-- START --
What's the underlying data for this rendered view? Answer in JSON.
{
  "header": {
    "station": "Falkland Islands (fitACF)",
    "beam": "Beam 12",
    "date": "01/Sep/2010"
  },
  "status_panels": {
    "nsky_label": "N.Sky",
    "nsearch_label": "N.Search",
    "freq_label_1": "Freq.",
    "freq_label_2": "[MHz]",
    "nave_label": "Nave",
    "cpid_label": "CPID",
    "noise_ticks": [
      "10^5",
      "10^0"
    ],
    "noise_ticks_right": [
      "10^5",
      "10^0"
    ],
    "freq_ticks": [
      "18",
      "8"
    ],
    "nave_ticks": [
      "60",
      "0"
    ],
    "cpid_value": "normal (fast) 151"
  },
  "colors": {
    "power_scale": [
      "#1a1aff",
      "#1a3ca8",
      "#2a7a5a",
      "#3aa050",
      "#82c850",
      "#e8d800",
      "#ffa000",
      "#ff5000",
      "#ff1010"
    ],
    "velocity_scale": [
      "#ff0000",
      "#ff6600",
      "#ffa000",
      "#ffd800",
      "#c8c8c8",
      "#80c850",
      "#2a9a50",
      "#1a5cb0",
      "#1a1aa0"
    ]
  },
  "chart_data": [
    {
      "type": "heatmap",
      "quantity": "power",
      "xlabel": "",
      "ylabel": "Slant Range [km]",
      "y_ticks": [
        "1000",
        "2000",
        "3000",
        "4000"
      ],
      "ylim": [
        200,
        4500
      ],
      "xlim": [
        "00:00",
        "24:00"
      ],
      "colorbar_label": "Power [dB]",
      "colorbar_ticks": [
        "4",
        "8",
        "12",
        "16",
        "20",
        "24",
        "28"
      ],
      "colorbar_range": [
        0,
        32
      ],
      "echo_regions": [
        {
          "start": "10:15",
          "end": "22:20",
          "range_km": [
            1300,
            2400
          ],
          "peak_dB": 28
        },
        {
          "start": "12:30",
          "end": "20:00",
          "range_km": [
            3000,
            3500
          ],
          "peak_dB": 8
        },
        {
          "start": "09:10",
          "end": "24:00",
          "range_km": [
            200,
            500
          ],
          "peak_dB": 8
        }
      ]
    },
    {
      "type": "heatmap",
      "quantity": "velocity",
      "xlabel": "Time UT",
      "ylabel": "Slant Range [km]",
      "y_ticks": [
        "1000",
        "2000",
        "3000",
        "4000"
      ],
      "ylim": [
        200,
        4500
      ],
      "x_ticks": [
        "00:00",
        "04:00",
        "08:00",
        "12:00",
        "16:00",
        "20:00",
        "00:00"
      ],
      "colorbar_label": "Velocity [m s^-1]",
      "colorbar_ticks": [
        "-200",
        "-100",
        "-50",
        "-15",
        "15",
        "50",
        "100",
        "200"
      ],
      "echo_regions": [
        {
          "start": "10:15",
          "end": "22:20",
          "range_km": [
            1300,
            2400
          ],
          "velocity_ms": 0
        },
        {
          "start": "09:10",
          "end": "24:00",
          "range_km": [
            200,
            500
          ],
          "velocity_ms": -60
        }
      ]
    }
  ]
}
-- END --
- [What you will do]: Repeat the records above in full, character for character.

- [Solution to the exercise]:
What's the underlying data for this rendered view? Answer in JSON.
{
  "header": {
    "station": "Falkland Islands (fitACF)",
    "beam": "Beam 12",
    "date": "01/Sep/2010"
  },
  "status_panels": {
    "nsky_label": "N.Sky",
    "nsearch_label": "N.Search",
    "freq_label_1": "Freq.",
    "freq_label_2": "[MHz]",
    "nave_label": "Nave",
    "cpid_label": "CPID",
    "noise_ticks": [
      "10^5",
      "10^0"
    ],
    "noise_ticks_right": [
      "10^5",
      "10^0"
    ],
    "freq_ticks": [
      "18",
      "8"
    ],
    "nave_ticks": [
      "60",
      "0"
    ],
    "cpid_value": "normal (fast) 151"
  },
  "colors": {
    "power_scale": [
      "#1a1aff",
      "#1a3ca8",
      "#2a7a5a",
      "#3aa050",
      "#82c850",
      "#e8d800",
      "#ffa000",
      "#ff5000",
      "#ff1010"
    ],
    "velocity_scale": [
      "#ff0000",
      "#ff6600",
      "#ffa000",
      "#ffd800",
      "#c8c8c8",
      "#80c850",
      "#2a9a50",
      "#1a5cb0",
      "#1a1aa0"
    ]
  },
  "chart_data": [
    {
      "type": "heatmap",
      "quantity": "power",
      "xlabel": "",
      "ylabel": "Slant Range [km]",
      "y_ticks": [
        "1000",
        "2000",
        "3000",
        "4000"
      ],
      "ylim": [
        200,
        4500
      ],
      "xlim": [
        "00:00",
        "24:00"
      ],
      "colorbar_label": "Power [dB]",
      "colorbar_ticks": [
        "4",
        "8",
        "12",
        "16",
        "20",
        "24",
        "28"
      ],
      "colorbar_range": [
        0,
        32
      ],
      "echo_regions": [
        {
          "start": "10:15",
          "end": "22:20",
          "range_km": [
            1300,
            2400
          ],
          "peak_dB": 28
        },
        {
          "start": "12:30",
          "end": "20:00",
          "range_km": [
            3000,
            3500
          ],
          "peak_dB": 8
        },
        {
          "start": "09:10",
          "end": "24:00",
          "range_km": [
            200,
            500
          ],
          "peak_dB": 8
        }
      ]
    },
    {
      "type": "heatmap",
      "quantity": "velocity",
      "xlabel": "Time UT",
      "ylabel": "Slant Range [km]",
      "y_ticks": [
        "1000",
        "2000",
        "3000",
        "4000"
      ],
      "ylim": [
        200,
        4500
      ],
      "x_ticks": [
        "00:00",
        "04:00",
        "08:00",
        "12:00",
        "16:00",
        "20:00",
        "00:00"
      ],
      "colorbar_label": "Velocity [m s^-1]",
      "colorbar_ticks": [
        "-200",
        "-100",
        "-50",
        "-15",
        "15",
        "50",
        "100",
        "200"
      ],
      "echo_regions": [
        {
          "start": "10:15",
          "end": "22:20",
          "range_km": [
            1300,
            2400
          ],
          "velocity_ms": 0
        },
        {
          "start": "09:10",
          "end": "24:00",
          "range_km": [
            200,
            500
          ],
          "velocity_ms": -60
        }
      ]
    }
  ]
}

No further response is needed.